- **Listed records**:
----------------------------------------
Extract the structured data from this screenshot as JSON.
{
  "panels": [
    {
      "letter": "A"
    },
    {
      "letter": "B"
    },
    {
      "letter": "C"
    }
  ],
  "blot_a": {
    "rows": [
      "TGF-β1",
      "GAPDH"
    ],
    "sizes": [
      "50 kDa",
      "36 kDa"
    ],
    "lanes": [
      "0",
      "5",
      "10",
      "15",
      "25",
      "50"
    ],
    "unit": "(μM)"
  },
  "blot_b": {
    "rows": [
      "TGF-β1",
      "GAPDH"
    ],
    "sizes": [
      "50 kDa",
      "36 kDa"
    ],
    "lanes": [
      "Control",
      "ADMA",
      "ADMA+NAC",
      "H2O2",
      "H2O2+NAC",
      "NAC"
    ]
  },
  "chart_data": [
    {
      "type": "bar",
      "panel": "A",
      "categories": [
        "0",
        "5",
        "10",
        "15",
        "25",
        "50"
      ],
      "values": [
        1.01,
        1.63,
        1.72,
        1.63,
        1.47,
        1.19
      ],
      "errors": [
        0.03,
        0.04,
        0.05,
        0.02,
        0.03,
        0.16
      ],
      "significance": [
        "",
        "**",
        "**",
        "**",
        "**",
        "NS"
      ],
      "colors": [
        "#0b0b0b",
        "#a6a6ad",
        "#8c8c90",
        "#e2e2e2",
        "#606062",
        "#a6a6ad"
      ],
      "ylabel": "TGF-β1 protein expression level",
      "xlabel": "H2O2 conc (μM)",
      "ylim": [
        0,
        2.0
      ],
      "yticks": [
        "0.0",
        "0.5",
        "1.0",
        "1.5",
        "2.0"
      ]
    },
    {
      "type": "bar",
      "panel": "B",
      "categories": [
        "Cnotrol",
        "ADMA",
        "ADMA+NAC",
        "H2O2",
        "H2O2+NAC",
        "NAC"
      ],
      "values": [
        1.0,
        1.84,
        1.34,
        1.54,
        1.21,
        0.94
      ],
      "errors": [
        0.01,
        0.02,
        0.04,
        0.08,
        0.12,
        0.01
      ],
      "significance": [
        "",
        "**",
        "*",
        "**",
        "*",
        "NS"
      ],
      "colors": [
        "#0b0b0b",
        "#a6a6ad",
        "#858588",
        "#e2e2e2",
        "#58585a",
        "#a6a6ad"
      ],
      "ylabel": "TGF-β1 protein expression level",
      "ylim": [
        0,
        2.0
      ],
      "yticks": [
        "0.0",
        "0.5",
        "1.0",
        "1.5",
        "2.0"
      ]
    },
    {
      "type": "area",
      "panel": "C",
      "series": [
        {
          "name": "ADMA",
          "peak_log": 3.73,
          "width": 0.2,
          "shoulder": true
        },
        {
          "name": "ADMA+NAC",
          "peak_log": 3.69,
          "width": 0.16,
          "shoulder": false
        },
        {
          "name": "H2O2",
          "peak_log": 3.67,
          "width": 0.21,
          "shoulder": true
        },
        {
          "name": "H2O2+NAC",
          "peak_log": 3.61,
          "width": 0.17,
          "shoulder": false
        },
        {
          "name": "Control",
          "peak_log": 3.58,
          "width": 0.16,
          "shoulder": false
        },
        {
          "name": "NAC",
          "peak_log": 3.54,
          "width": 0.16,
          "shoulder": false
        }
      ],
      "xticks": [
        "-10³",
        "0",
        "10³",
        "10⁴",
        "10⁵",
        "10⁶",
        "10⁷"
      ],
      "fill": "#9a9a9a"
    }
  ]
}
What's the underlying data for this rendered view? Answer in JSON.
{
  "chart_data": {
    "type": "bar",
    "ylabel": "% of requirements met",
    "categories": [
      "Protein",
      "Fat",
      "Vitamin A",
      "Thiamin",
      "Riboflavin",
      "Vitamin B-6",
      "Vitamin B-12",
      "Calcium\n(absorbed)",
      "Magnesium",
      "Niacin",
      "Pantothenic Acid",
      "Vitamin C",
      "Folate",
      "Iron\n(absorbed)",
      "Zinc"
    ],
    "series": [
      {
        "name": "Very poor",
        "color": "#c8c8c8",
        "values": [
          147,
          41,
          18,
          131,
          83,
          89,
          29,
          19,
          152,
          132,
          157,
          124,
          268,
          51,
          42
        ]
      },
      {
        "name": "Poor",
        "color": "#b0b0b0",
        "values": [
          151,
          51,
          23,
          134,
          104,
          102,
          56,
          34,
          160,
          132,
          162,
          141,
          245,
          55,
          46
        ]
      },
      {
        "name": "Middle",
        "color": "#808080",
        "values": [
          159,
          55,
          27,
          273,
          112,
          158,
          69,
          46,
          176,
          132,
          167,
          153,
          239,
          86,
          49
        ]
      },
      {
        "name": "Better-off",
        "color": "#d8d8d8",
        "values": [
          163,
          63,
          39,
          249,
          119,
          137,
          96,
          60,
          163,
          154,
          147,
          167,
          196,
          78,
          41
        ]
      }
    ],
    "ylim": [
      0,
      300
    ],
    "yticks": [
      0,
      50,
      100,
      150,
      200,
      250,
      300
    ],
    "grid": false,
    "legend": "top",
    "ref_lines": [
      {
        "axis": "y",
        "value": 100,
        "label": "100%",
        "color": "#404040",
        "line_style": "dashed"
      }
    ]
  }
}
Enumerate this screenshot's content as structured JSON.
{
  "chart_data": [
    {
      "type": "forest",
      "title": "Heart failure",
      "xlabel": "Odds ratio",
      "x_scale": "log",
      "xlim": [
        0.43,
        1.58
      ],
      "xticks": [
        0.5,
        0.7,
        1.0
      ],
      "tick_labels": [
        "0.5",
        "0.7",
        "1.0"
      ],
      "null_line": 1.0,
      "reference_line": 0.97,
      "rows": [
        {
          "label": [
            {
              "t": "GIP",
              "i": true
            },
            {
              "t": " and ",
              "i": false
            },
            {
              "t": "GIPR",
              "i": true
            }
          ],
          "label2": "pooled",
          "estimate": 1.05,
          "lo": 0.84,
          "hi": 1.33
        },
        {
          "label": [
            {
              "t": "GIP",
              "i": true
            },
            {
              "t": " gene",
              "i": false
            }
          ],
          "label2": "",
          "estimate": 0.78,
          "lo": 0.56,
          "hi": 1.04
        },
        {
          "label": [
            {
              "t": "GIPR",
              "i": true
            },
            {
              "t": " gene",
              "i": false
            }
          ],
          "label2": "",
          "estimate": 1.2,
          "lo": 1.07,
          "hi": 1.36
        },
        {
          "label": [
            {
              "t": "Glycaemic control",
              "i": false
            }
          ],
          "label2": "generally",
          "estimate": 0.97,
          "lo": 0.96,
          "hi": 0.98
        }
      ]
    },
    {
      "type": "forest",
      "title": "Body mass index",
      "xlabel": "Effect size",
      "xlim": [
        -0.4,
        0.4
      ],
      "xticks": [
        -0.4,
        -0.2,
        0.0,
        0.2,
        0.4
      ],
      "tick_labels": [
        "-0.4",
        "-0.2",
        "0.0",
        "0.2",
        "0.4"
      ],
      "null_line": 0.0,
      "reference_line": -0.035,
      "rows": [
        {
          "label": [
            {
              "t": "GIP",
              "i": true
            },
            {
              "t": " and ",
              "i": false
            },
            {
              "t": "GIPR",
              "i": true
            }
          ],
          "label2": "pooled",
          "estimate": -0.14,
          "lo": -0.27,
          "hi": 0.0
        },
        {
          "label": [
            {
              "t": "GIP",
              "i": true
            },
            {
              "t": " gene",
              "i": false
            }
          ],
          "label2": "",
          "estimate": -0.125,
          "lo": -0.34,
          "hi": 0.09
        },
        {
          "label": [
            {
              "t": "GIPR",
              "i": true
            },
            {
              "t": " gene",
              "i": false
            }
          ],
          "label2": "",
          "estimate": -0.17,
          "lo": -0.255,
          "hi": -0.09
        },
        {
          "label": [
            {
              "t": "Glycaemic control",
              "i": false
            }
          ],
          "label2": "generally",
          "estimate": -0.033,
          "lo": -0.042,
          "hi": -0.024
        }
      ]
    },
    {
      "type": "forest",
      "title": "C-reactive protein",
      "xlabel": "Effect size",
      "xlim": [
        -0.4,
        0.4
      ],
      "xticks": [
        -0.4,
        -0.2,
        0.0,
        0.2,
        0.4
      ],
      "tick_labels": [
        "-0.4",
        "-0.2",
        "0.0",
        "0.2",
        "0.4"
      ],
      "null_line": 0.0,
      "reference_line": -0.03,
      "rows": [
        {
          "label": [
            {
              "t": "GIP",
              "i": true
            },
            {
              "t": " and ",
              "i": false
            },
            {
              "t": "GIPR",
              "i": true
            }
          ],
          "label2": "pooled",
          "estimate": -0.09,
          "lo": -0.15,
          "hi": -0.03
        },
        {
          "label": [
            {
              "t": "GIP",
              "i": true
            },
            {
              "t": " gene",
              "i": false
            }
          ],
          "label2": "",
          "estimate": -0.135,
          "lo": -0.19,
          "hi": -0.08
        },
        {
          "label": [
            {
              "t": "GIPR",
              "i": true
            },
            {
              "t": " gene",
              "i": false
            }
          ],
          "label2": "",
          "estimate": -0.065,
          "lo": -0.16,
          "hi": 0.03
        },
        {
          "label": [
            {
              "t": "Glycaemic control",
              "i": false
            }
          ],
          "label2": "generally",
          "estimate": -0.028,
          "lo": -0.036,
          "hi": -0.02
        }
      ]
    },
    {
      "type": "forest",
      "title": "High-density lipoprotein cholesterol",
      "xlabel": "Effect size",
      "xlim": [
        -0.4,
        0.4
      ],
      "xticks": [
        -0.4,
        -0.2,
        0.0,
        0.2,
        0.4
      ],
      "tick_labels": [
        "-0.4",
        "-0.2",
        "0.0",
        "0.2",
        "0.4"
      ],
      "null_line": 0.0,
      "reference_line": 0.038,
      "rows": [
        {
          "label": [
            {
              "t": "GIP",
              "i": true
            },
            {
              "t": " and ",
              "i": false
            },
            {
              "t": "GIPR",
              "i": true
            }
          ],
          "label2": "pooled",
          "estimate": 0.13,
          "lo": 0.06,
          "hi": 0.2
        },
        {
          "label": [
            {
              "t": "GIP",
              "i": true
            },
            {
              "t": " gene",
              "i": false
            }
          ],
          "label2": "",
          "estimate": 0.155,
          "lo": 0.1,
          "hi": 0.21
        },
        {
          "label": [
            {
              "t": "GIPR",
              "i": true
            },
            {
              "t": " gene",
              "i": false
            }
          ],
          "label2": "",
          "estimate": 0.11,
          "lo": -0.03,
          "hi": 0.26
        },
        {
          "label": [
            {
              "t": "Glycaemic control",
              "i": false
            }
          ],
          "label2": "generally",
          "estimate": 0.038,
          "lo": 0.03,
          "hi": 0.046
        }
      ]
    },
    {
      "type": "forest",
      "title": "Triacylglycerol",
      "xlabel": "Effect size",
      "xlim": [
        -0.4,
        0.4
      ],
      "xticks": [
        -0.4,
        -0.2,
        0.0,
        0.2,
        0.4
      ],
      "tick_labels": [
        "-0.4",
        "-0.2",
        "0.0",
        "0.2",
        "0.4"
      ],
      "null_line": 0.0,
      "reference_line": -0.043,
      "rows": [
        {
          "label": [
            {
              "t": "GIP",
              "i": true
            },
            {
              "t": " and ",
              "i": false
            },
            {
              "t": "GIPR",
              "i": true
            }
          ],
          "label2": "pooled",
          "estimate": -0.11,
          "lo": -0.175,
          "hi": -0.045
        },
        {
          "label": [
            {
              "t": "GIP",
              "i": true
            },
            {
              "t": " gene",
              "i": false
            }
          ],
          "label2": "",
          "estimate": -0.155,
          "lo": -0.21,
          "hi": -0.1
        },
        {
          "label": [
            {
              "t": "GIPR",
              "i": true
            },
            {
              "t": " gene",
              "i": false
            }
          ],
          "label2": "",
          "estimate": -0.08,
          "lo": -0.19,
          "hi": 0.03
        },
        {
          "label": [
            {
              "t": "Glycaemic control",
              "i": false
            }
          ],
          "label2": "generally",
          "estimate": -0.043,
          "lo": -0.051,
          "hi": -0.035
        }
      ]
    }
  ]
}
----------------------------------------
- **Exercise description**:
Tally each line in the data that holds the word "structured"; write only the total.

- **Response area**:
2